Stated problem
Repeat each record below exactly as given.

Records supplied

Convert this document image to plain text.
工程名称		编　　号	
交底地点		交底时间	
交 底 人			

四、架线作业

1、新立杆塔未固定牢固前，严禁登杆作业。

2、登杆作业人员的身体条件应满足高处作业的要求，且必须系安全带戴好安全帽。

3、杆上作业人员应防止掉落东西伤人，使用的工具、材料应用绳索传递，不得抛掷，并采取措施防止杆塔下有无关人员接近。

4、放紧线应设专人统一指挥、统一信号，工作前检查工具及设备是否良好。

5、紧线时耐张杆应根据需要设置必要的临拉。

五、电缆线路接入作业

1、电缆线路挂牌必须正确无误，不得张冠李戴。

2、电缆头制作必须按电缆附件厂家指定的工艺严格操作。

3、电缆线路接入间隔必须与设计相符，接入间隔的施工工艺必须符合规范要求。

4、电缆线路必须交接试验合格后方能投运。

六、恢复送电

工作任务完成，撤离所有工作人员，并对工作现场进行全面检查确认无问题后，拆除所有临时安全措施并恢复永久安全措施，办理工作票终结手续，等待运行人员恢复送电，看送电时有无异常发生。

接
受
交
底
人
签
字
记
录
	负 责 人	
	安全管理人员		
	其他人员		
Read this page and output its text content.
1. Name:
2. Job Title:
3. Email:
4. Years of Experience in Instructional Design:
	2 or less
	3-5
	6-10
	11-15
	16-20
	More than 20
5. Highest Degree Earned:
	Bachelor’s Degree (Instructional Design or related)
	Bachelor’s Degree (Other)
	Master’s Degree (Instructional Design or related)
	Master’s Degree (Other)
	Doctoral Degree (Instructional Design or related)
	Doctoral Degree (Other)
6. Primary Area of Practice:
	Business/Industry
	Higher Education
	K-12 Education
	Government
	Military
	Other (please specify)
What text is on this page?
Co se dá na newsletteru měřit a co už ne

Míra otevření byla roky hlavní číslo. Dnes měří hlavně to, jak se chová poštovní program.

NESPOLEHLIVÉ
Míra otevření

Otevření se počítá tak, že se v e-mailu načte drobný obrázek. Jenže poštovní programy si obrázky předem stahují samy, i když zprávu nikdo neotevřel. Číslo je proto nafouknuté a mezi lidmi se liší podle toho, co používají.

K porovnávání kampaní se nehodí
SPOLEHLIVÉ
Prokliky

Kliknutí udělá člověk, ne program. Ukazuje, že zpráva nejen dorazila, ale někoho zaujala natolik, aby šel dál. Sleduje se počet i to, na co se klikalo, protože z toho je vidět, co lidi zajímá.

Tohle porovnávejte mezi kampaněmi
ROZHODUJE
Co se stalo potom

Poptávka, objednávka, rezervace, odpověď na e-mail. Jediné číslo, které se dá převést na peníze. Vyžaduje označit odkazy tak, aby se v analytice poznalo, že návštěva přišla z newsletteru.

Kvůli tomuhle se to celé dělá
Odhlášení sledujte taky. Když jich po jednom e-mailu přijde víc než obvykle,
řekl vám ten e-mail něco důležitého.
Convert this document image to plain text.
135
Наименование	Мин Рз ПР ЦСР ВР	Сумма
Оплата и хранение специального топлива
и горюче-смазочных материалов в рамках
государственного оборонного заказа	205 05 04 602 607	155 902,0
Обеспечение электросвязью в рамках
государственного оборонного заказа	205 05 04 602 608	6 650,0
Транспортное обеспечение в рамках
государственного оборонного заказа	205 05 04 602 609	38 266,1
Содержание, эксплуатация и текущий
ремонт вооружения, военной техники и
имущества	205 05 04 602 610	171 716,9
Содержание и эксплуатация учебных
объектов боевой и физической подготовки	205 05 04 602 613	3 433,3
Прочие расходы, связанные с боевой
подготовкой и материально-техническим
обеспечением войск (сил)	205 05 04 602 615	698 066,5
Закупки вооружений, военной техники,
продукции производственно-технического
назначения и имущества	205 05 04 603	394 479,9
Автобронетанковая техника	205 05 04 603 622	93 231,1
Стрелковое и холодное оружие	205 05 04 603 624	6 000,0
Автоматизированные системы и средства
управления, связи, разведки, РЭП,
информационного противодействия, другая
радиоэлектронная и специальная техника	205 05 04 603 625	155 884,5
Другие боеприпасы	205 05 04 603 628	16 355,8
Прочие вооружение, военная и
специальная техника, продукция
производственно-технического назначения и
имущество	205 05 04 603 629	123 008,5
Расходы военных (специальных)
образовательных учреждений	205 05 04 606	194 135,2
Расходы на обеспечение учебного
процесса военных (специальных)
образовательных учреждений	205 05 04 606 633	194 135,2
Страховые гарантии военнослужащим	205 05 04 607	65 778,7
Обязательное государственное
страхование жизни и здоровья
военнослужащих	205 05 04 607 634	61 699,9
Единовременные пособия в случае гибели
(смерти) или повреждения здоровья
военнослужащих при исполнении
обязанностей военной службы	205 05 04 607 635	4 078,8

In response
Convert this document image to plain text.
工程名称		编　　号	
交底地点		交底时间	
交 底 人			

四、架线作业

1、新立杆塔未固定牢固前，严禁登杆作业。

2、登杆作业人员的身体条件应满足高处作业的要求，且必须系安全带戴好安全帽。

3、杆上作业人员应防止掉落东西伤人，使用的工具、材料应用绳索传递，不得抛掷，并采取措施防止杆塔下有无关人员接近。

4、放紧线应设专人统一指挥、统一信号，工作前检查工具及设备是否良好。

5、紧线时耐张杆应根据需要设置必要的临拉。

五、电缆线路接入作业

1、电缆线路挂牌必须正确无误，不得张冠李戴。

2、电缆头制作必须按电缆附件厂家指定的工艺严格操作。

3、电缆线路接入间隔必须与设计相符，接入间隔的施工工艺必须符合规范要求。

4、电缆线路必须交接试验合格后方能投运。

六、恢复送电

工作任务完成，撤离所有工作人员，并对工作现场进行全面检查确认无问题后，拆除所有临时安全措施并恢复永久安全措施，办理工作票终结手续，等待运行人员恢复送电，看送电时有无异常发生。

接
受
交
底
人
签
字
记
录
	负 责 人	
	安全管理人员		
	其他人员		
Read this page and output its text content.
1. Name:
2. Job Title:
3. Email:
4. Years of Experience in Instructional Design:
	2 or less
	3-5
	6-10
	11-15
	16-20
	More than 20
5. Highest Degree Earned:
	Bachelor’s Degree (Instructional Design or related)
	Bachelor’s Degree (Other)
	Master’s Degree (Instructional Design or related)
	Master’s Degree (Other)
	Doctoral Degree (Instructional Design or related)
	Doctoral Degree (Other)
6. Primary Area of Practice:
	Business/Industry
	Higher Education
	K-12 Education
	Government
	Military
	Other (please specify)
What text is on this page?
Co se dá na newsletteru měřit a co už ne

Míra otevření byla roky hlavní číslo. Dnes měří hlavně to, jak se chová poštovní program.

NESPOLEHLIVÉ
Míra otevření

Otevření se počítá tak, že se v e-mailu načte drobný obrázek. Jenže poštovní programy si obrázky předem stahují samy, i když zprávu nikdo neotevřel. Číslo je proto nafouknuté a mezi lidmi se liší podle toho, co používají.

K porovnávání kampaní se nehodí
SPOLEHLIVÉ
Prokliky

Kliknutí udělá člověk, ne program. Ukazuje, že zpráva nejen dorazila, ale někoho zaujala natolik, aby šel dál. Sleduje se počet i to, na co se klikalo, protože z toho je vidět, co lidi zajímá.

Tohle porovnávejte mezi kampaněmi
ROZHODUJE
Co se stalo potom

Poptávka, objednávka, rezervace, odpověď na e-mail. Jediné číslo, které se dá převést na peníze. Vyžaduje označit odkazy tak, aby se v analytice poznalo, že návštěva přišla z newsletteru.

Kvůli tomuhle se to celé dělá
Odhlášení sledujte taky. Když jich po jednom e-mailu přijde víc než obvykle,
řekl vám ten e-mail něco důležitého.
Convert this document image to plain text.
135
Наименование	Мин Рз ПР ЦСР ВР	Сумма
Оплата и хранение специального топлива
и горюче-смазочных материалов в рамках
государственного оборонного заказа	205 05 04 602 607	155 902,0
Обеспечение электросвязью в рамках
государственного оборонного заказа	205 05 04 602 608	6 650,0
Транспортное обеспечение в рамках
государственного оборонного заказа	205 05 04 602 609	38 266,1
Содержание, эксплуатация и текущий
ремонт вооружения, военной техники и
имущества	205 05 04 602 610	171 716,9
Содержание и эксплуатация учебных
объектов боевой и физической подготовки	205 05 04 602 613	3 433,3
Прочие расходы, связанные с боевой
подготовкой и материально-техническим
обеспечением войск (сил)	205 05 04 602 615	698 066,5
Закупки вооружений, военной техники,
продукции производственно-технического
назначения и имущества	205 05 04 603	394 479,9
Автобронетанковая техника	205 05 04 603 622	93 231,1
Стрелковое и холодное оружие	205 05 04 603 624	6 000,0
Автоматизированные системы и средства
управления, связи, разведки, РЭП,
информационного противодействия, другая
радиоэлектронная и специальная техника	205 05 04 603 625	155 884,5
Другие боеприпасы	205 05 04 603 628	16 355,8
Прочие вооружение, военная и
специальная техника, продукция
производственно-технического назначения и
имущество	205 05 04 603 629	123 008,5
Расходы военных (специальных)
образовательных учреждений	205 05 04 606	194 135,2
Расходы на обеспечение учебного
процесса военных (специальных)
образовательных учреждений	205 05 04 606 633	194 135,2
Страховые гарантии военнослужащим	205 05 04 607	65 778,7
Обязательное государственное
страхование жизни и здоровья
военнослужащих	205 05 04 607 634	61 699,9
Единовременные пособия в случае гибели
(смерти) или повреждения здоровья
военнослужащих при исполнении
обязанностей военной службы	205 05 04 607 635	4 078,8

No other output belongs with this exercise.